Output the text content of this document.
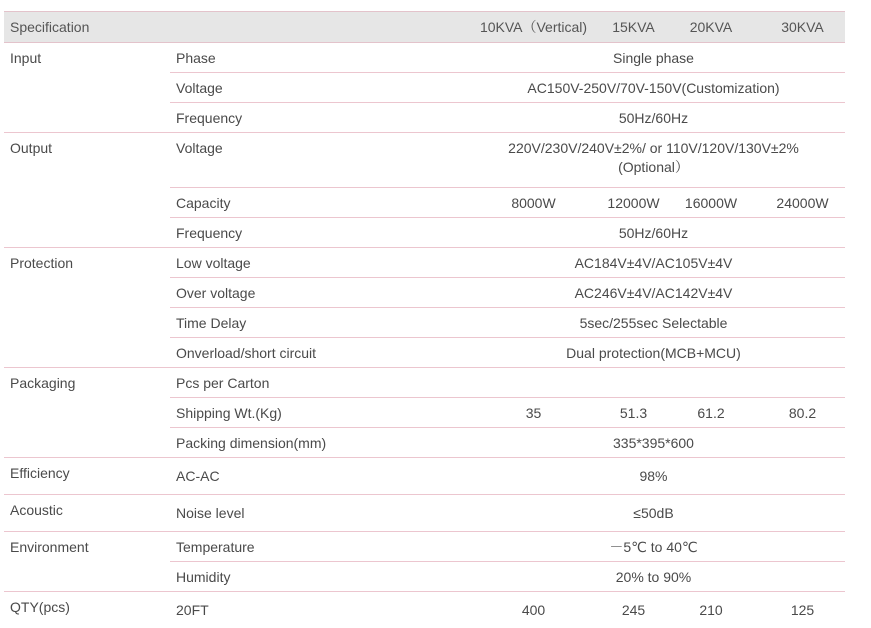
Specification		10KVA（Vertical)	15KVA	20KVA	30KVA
Input	Phase	Single phase			
	Voltage	AC150V-250V/70V-150V(Customization)			
	Frequency	50Hz/60Hz			
Output	Voltage	220V/230V/240V±2%/ or 110V/120V/130V±2%
(Optional）			

	Capacity	8000W	12000W	16000W	24000W
	Frequency	50Hz/60Hz			
Protection	Low voltage	AC184V±4V/AC105V±4V			
	Over voltage	AC246V±4V/AC142V±4V			
	Time Delay	5sec/255sec Selectable			
	Onverload/short circuit	Dual protection(MCB+MCU)			
Packaging	Pcs per Carton				
	Shipping Wt.(Kg)	35	51.3	61.2	80.2
	Packing dimension(mm)	335*395*600			
Efficiency	AC-AC	98%			
Acoustic	Noise level	≤50dB			
Environment	Temperature	－5℃ to 40℃			
	Humidity	20% to 90%			
QTY(pcs)	20FT	400	245	210	125
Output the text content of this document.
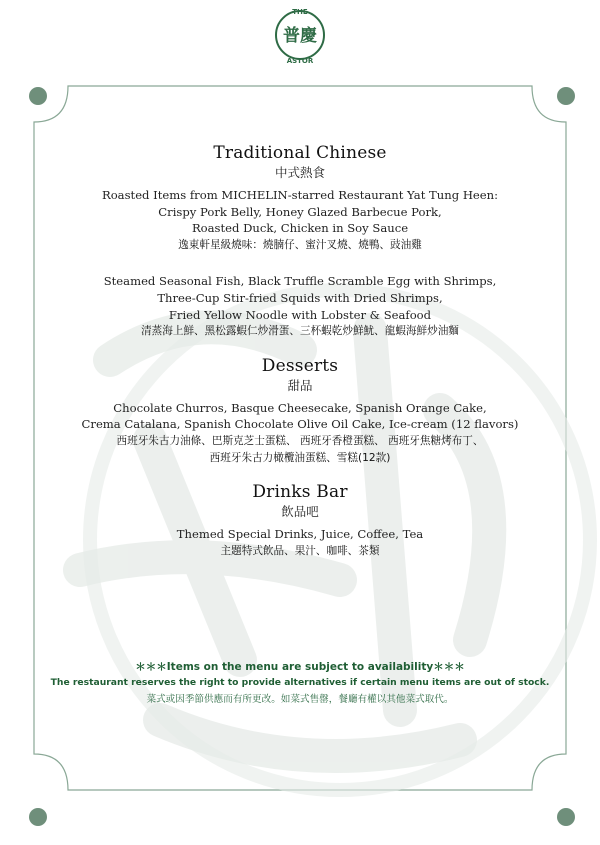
THE
普慶
ASTOR

Traditional Chinese

中式熱食

Roasted Items from MICHELIN-starred Restaurant Yat Tung Heen:

Crispy Pork Belly, Honey Glazed Barbecue Pork,

Roasted Duck, Chicken in Soy Sauce

逸東軒星級燒味：燒腩仔、蜜汁叉燒、燒鴨、豉油雞

Steamed Seasonal Fish, Black Truffle Scramble Egg with Shrimps,

Three-Cup Stir-fried Squids with Dried Shrimps,

Fried Yellow Noodle with Lobster & Seafood

清蒸海上鮮、黑松露蝦仁炒滑蛋、三杯蝦乾炒鮮魷、龍蝦海鮮炒油麵

Desserts

甜品

Chocolate Churros, Basque Cheesecake, Spanish Orange Cake,

Crema Catalana, Spanish Chocolate Olive Oil Cake, Ice-cream (12 flavors)

西班牙朱古力油條、巴斯克芝士蛋糕、 西班牙香橙蛋糕、 西班牙焦糖烤布丁、

西班牙朱古力橄欖油蛋糕、雪糕(12款)

Drinks Bar

飲品吧

Themed Special Drinks, Juice, Coffee, Tea

主題特式飲品、果汁、咖啡、茶類

＊＊＊Items on the menu are subject to availability＊＊＊

The restaurant reserves the right to provide alternatives if certain menu items are out of stock.

菜式或因季節供應而有所更改。如菜式售罄，餐廳有權以其他菜式取代。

◆ **SET PROBLEM**:
Copy out all the data without changing anything, and drop the pictures.

◆ **OUTPUT OF THE EXERCISE**:
Output the text content of this document.
Specification		10KVA（Vertical)	15KVA	20KVA	30KVA
Input	Phase	Single phase			
	Voltage	AC150V-250V/70V-150V(Customization)			
	Frequency	50Hz/60Hz			
Output	Voltage	220V/230V/240V±2%/ or 110V/120V/130V±2%
(Optional）			

	Capacity	8000W	12000W	16000W	24000W
	Frequency	50Hz/60Hz			
Protection	Low voltage	AC184V±4V/AC105V±4V			
	Over voltage	AC246V±4V/AC142V±4V			
	Time Delay	5sec/255sec Selectable			
	Onverload/short circuit	Dual protection(MCB+MCU)			
Packaging	Pcs per Carton				
	Shipping Wt.(Kg)	35	51.3	61.2	80.2
	Packing dimension(mm)	335*395*600			
Efficiency	AC-AC	98%			
Acoustic	Noise level	≤50dB			
Environment	Temperature	－5℃ to 40℃			
	Humidity	20% to 90%			
QTY(pcs)	20FT	400	245	210	125
Output the text content of this document.
THE
普慶
ASTOR

Traditional Chinese

中式熱食

Roasted Items from MICHELIN-starred Restaurant Yat Tung Heen:

Crispy Pork Belly, Honey Glazed Barbecue Pork,

Roasted Duck, Chicken in Soy Sauce

逸東軒星級燒味：燒腩仔、蜜汁叉燒、燒鴨、豉油雞

Steamed Seasonal Fish, Black Truffle Scramble Egg with Shrimps,

Three-Cup Stir-fried Squids with Dried Shrimps,

Fried Yellow Noodle with Lobster & Seafood

清蒸海上鮮、黑松露蝦仁炒滑蛋、三杯蝦乾炒鮮魷、龍蝦海鮮炒油麵

Desserts

甜品

Chocolate Churros, Basque Cheesecake, Spanish Orange Cake,

Crema Catalana, Spanish Chocolate Olive Oil Cake, Ice-cream (12 flavors)

西班牙朱古力油條、巴斯克芝士蛋糕、 西班牙香橙蛋糕、 西班牙焦糖烤布丁、

西班牙朱古力橄欖油蛋糕、雪糕(12款)

Drinks Bar

飲品吧

Themed Special Drinks, Juice, Coffee, Tea

主題特式飲品、果汁、咖啡、茶類

＊＊＊Items on the menu are subject to availability＊＊＊

The restaurant reserves the right to provide alternatives if certain menu items are out of stock.

菜式或因季節供應而有所更改。如菜式售罄，餐廳有權以其他菜式取代。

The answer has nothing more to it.